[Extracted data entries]
[start]

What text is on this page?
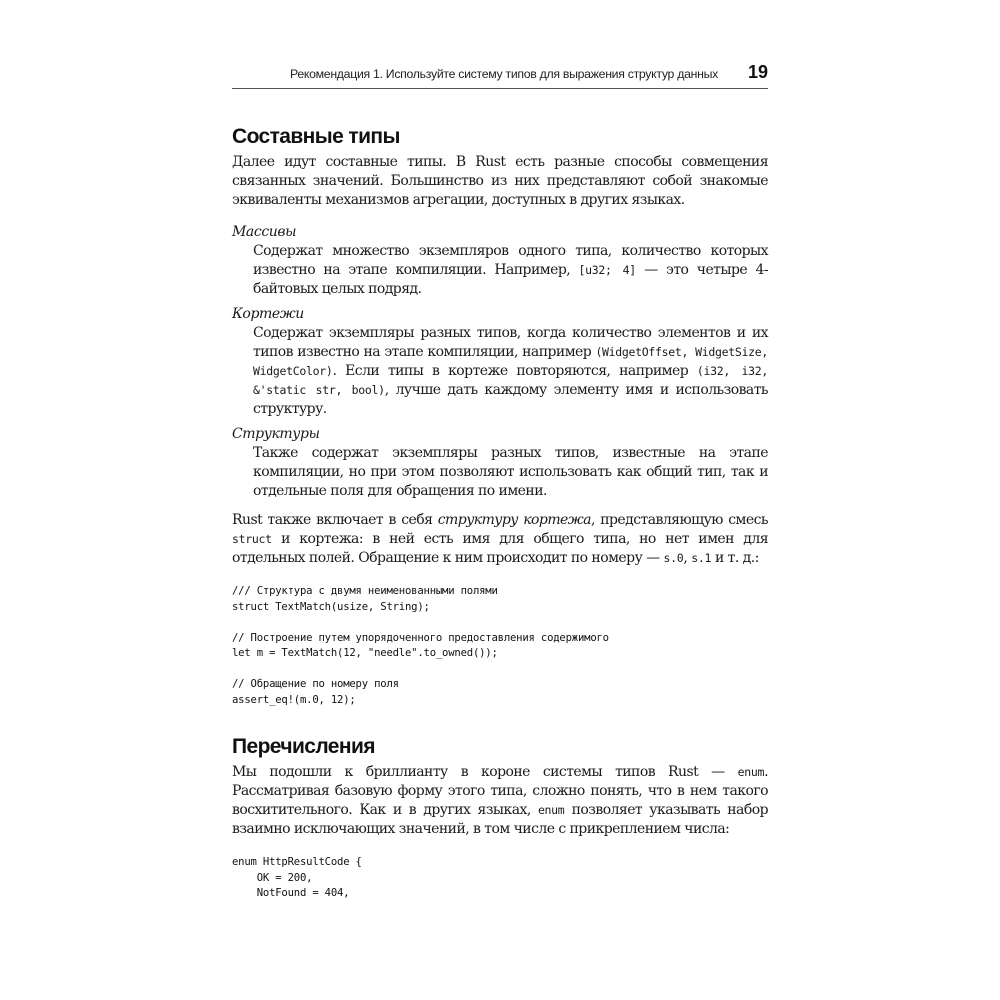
Рекомендация 1. Используйте систему типов для выражения структур данных 19
Составные типы

Далее идут составные типы. В Rust есть разные способы совмещения связанных значений. Большинство из них представляют собой знакомые эквиваленты механизмов агрегации, доступных в других языках.

Массивы

Содержат множество экземпляров одного типа, количество которых известно на этапе компиляции. Например, [u32; 4] — это четыре 4-байтовых целых подряд.

Кортежи

Содержат экземпляры разных типов, когда количество элементов и их типов известно на этапе компиляции, например (WidgetOffset, WidgetSize, WidgetColor). Если типы в кортеже повторяются, например (i32, i32, &'static str, bool), лучше дать каждому элементу имя и использовать структуру.

Структуры

Также содержат экземпляры разных типов, известные на этапе компиляции, но при этом позволяют использовать как общий тип, так и отдельные поля для обращения по имени.

Rust также включает в себя структуру кортежа, представляющую смесь struct и кортежа: в ней есть имя для общего типа, но нет имен для отдельных полей. Обращение к ним происходит по номеру — s.0, s.1 и т. д.:

/// Структура с двумя неименованными полями
struct TextMatch(usize, String);
// Построение путем упорядоченного предоставления содержимого
let m = TextMatch(12, "needle".to_owned());
// Обращение по номеру поля
assert_eq!(m.0, 12);
Перечисления

Мы подошли к бриллианту в короне системы типов Rust — enum. Рассматривая базовую форму этого типа, сложно понять, что в нем такого восхитительного. Как и в других языках, enum позволяет указывать набор взаимно исключающих значений, в том числе с прикреплением числа:

enum HttpResultCode {
OK = 200,
NotFound = 404,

[end]

* [Short task]: The pictures in the entries should be left out; output everything else exactly.

* [Reply to the exercise]:
What text is on this page?
Рекомендация 1. Используйте систему типов для выражения структур данных 19
Составные типы

Далее идут составные типы. В Rust есть разные способы совмещения связанных значений. Большинство из них представляют собой знакомые эквиваленты механизмов агрегации, доступных в других языках.

Массивы

Содержат множество экземпляров одного типа, количество которых известно на этапе компиляции. Например, [u32; 4] — это четыре 4-байтовых целых подряд.

Кортежи

Содержат экземпляры разных типов, когда количество элементов и их типов известно на этапе компиляции, например (WidgetOffset, WidgetSize, WidgetColor). Если типы в кортеже повторяются, например (i32, i32, &'static str, bool), лучше дать каждому элементу имя и использовать структуру.

Структуры

Также содержат экземпляры разных типов, известные на этапе компиляции, но при этом позволяют использовать как общий тип, так и отдельные поля для обращения по имени.

Rust также включает в себя структуру кортежа, представляющую смесь struct и кортежа: в ней есть имя для общего типа, но нет имен для отдельных полей. Обращение к ним происходит по номеру — s.0, s.1 и т. д.:

/// Структура с двумя неименованными полями
struct TextMatch(usize, String);
// Построение путем упорядоченного предоставления содержимого
let m = TextMatch(12, "needle".to_owned());
// Обращение по номеру поля
assert_eq!(m.0, 12);
Перечисления

Мы подошли к бриллианту в короне системы типов Rust — enum. Рассматривая базовую форму этого типа, сложно понять, что в нем такого восхитительного. Как и в других языках, enum позволяет указывать набор взаимно исключающих значений, в том числе с прикреплением числа:

enum HttpResultCode {
OK = 200,
NotFound = 404,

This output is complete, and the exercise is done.